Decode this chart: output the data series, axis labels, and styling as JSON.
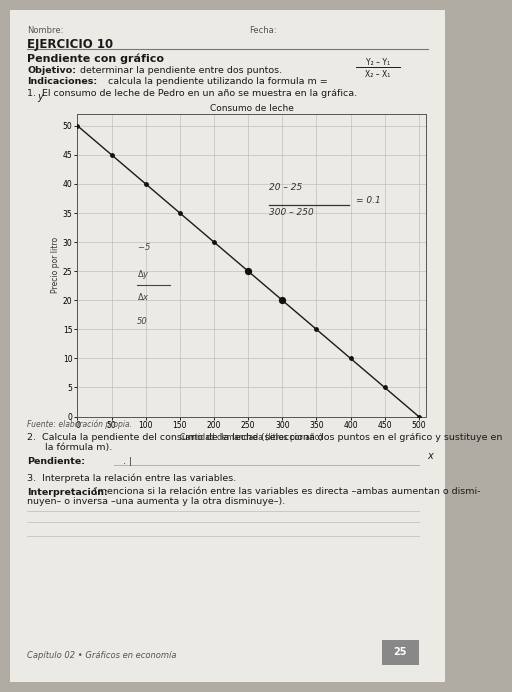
{
  "title": "EJERCICIO 10",
  "subtitle": "Pendiente con gráfico",
  "objetivo_label": "Objetivo:",
  "objetivo_text": " determinar la pendiente entre dos puntos.",
  "indicaciones_label": "Indicaciones:",
  "indicaciones_text": " calcula la pendiente utilizando la formula m = ",
  "formula_num": "Y₂ – Y₁",
  "formula_den": "X₂ – X₁",
  "item1_text": "1.  El consumo de leche de Pedro en un año se muestra en la gráfica.",
  "chart_title": "Consumo de leche",
  "xlabel": "Cantidad demandada (litros por año)",
  "ylabel": "Precio por litro",
  "xlim": [
    0,
    510
  ],
  "ylim": [
    0,
    52
  ],
  "xticks": [
    0,
    50,
    100,
    150,
    200,
    250,
    300,
    350,
    400,
    450,
    500
  ],
  "yticks": [
    0,
    5,
    10,
    15,
    20,
    25,
    30,
    35,
    40,
    45,
    50
  ],
  "data_x": [
    0,
    50,
    100,
    150,
    200,
    250,
    300,
    350,
    400,
    450,
    500
  ],
  "data_y": [
    50,
    45,
    40,
    35,
    30,
    25,
    20,
    15,
    10,
    5,
    0
  ],
  "highlighted_points": [
    [
      250,
      25
    ],
    [
      300,
      20
    ]
  ],
  "fuente_text": "Fuente: elaboración propia.",
  "item2_line1": "2.  Calcula la pendiente del consumo de la leche (selecciona dos puntos en el gráfico y sustituye en",
  "item2_line2": "      la fórmula m).",
  "pendiente_label": "Pendiente:",
  "pendiente_value": "   . |",
  "item3_text": "3.  Interpreta la relación entre las variables.",
  "interpretacion_label": "Interpretación:",
  "interpretacion_line1": " (menciona si la relación entre las variables es directa –ambas aumentan o dismi-",
  "interpretacion_line2": "nuyen– o inversa –una aumenta y la otra disminuye–).",
  "nombre_label": "Nombre:",
  "fecha_label": "Fecha:",
  "page_num": "25",
  "footer_text": "Capítulo 02 • Gráficos en economía",
  "bg_color": "#b0aca4",
  "paper_color": "#eceae5",
  "paper_color2": "#e0ddd8",
  "line_color": "#1a1a1a",
  "grid_color": "#bbbbbb",
  "point_color": "#111111",
  "text_color": "#1a1a1a",
  "label_color": "#333333"
}
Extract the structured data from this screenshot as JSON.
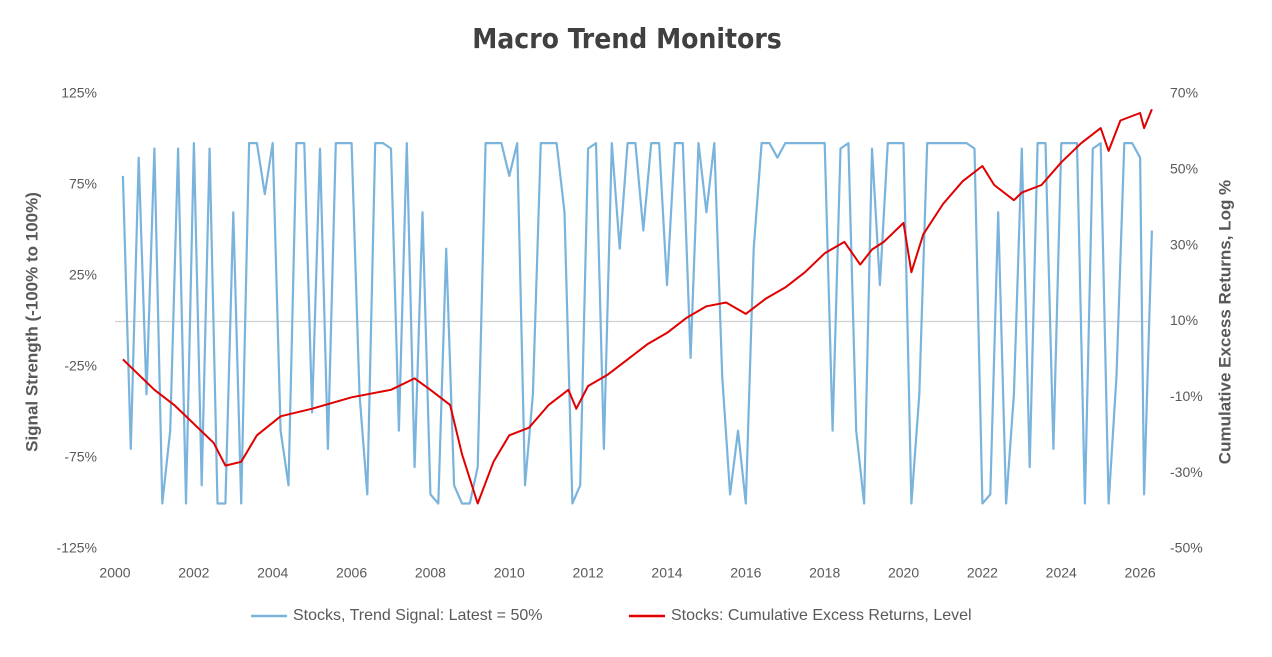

◇ ◇ ◇ ◇ ◇ ◇ ◇

■ **Exercise directions**
Copy out each line word for word, please, skipping the images.

■ **Solved problem**
Decode this chart: output the data series, axis labels, and styling as JSON.
{
  "title": "EJERCICIO 10",
  "subtitle": "Pendiente con gráfico",
  "objetivo_label": "Objetivo:",
  "objetivo_text": " determinar la pendiente entre dos puntos.",
  "indicaciones_label": "Indicaciones:",
  "indicaciones_text": " calcula la pendiente utilizando la formula m = ",
  "formula_num": "Y₂ – Y₁",
  "formula_den": "X₂ – X₁",
  "item1_text": "1.  El consumo de leche de Pedro en un año se muestra en la gráfica.",
  "chart_title": "Consumo de leche",
  "xlabel": "Cantidad demandada (litros por año)",
  "ylabel": "Precio por litro",
  "xlim": [
    0,
    510
  ],
  "ylim": [
    0,
    52
  ],
  "xticks": [
    0,
    50,
    100,
    150,
    200,
    250,
    300,
    350,
    400,
    450,
    500
  ],
  "yticks": [
    0,
    5,
    10,
    15,
    20,
    25,
    30,
    35,
    40,
    45,
    50
  ],
  "data_x": [
    0,
    50,
    100,
    150,
    200,
    250,
    300,
    350,
    400,
    450,
    500
  ],
  "data_y": [
    50,
    45,
    40,
    35,
    30,
    25,
    20,
    15,
    10,
    5,
    0
  ],
  "highlighted_points": [
    [
      250,
      25
    ],
    [
      300,
      20
    ]
  ],
  "fuente_text": "Fuente: elaboración propia.",
  "item2_line1": "2.  Calcula la pendiente del consumo de la leche (selecciona dos puntos en el gráfico y sustituye en",
  "item2_line2": "      la fórmula m).",
  "pendiente_label": "Pendiente:",
  "pendiente_value": "   . |",
  "item3_text": "3.  Interpreta la relación entre las variables.",
  "interpretacion_label": "Interpretación:",
  "interpretacion_line1": " (menciona si la relación entre las variables es directa –ambas aumentan o dismi-",
  "interpretacion_line2": "nuyen– o inversa –una aumenta y la otra disminuye–).",
  "nombre_label": "Nombre:",
  "fecha_label": "Fecha:",
  "page_num": "25",
  "footer_text": "Capítulo 02 • Gráficos en economía",
  "bg_color": "#b0aca4",
  "paper_color": "#eceae5",
  "paper_color2": "#e0ddd8",
  "line_color": "#1a1a1a",
  "grid_color": "#bbbbbb",
  "point_color": "#111111",
  "text_color": "#1a1a1a",
  "label_color": "#333333"
}
Extract the structured data from this screenshot as JSON.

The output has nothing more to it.